(GOAL):
Some lines in the listing below may include the string "title". How many are there? Give only the number.

[Stored data]

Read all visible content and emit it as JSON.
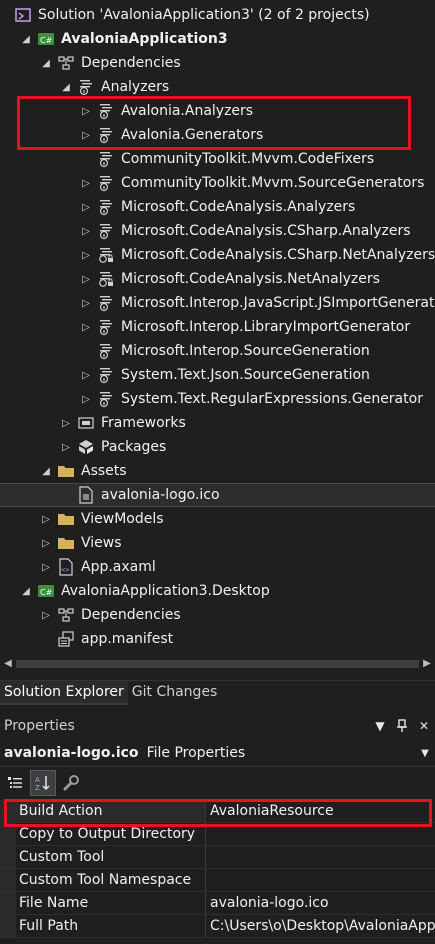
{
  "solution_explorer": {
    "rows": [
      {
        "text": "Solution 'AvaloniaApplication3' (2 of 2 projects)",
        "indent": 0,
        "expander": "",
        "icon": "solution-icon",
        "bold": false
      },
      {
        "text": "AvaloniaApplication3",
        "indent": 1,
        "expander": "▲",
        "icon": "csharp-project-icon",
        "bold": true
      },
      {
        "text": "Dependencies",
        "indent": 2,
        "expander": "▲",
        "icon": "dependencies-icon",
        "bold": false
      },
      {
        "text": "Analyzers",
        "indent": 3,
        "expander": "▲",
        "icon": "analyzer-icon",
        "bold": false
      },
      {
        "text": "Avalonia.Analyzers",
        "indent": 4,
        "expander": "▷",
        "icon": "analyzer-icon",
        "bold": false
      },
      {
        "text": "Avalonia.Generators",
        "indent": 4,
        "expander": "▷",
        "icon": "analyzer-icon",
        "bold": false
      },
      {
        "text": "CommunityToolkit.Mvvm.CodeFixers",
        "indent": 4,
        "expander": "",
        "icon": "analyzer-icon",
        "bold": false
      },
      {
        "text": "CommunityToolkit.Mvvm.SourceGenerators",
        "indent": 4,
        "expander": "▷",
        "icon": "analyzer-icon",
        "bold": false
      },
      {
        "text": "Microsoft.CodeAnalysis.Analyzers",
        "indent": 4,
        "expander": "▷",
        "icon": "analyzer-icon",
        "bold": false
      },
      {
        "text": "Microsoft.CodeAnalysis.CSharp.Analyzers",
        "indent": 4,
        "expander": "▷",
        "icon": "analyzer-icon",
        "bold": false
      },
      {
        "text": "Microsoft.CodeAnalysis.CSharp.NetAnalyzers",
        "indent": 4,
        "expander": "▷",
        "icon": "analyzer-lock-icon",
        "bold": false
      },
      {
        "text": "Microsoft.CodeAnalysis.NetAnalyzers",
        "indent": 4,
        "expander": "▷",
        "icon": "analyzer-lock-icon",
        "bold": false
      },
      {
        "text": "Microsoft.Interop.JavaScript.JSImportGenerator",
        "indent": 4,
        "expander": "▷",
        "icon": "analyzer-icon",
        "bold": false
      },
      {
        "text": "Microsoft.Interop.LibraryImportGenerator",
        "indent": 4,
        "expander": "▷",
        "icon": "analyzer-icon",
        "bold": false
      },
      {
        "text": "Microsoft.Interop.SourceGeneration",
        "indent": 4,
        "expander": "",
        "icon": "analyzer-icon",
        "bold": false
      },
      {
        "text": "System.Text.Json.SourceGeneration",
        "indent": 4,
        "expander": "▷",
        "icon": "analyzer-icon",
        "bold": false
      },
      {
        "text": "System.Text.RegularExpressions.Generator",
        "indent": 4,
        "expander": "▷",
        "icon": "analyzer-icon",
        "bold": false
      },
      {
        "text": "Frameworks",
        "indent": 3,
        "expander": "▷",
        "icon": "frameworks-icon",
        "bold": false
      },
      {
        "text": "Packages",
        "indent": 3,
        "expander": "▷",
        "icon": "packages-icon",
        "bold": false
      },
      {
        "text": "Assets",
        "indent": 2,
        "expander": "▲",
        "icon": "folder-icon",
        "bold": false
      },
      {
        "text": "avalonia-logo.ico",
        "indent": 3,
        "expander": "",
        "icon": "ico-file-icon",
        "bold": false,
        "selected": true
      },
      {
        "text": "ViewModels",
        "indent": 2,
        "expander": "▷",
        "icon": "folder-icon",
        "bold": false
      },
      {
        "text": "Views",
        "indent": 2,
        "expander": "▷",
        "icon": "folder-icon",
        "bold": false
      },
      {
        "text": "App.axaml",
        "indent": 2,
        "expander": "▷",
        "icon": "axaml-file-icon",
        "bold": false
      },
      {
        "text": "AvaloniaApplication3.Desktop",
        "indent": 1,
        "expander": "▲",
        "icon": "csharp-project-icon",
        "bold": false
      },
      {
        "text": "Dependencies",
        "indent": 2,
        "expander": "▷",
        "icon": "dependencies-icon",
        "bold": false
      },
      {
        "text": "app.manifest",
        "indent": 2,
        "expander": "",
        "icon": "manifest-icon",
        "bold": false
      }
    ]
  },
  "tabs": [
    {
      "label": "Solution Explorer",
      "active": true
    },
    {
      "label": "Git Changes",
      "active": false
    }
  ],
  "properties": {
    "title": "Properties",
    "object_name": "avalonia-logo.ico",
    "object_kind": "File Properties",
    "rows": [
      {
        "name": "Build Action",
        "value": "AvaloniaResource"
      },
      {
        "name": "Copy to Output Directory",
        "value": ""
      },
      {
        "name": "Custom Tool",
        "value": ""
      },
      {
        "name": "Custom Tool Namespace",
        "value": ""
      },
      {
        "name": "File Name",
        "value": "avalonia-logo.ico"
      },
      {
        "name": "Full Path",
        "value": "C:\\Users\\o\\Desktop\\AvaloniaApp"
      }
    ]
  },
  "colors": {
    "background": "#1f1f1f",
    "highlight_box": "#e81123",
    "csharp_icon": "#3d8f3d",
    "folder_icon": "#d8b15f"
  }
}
...
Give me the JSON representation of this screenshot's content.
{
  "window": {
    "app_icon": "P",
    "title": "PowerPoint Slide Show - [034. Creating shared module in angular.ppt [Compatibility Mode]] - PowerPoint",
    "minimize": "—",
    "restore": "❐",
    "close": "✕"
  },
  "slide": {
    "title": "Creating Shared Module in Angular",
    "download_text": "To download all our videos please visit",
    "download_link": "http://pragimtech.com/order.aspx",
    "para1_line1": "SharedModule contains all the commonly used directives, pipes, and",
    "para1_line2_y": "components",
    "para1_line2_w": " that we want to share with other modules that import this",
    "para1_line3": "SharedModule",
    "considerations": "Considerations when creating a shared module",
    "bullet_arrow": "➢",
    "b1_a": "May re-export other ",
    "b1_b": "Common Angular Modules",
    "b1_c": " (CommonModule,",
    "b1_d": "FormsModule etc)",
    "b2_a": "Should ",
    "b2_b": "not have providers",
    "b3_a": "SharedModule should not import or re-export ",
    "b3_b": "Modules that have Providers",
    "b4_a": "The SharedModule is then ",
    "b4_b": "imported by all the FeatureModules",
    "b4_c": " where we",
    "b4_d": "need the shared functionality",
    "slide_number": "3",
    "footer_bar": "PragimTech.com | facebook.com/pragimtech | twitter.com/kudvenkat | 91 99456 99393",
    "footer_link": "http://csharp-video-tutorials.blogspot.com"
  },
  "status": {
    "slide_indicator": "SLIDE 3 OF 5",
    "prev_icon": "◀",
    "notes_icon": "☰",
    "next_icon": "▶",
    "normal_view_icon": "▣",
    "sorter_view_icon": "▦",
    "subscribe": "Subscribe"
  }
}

(ANSWER):
3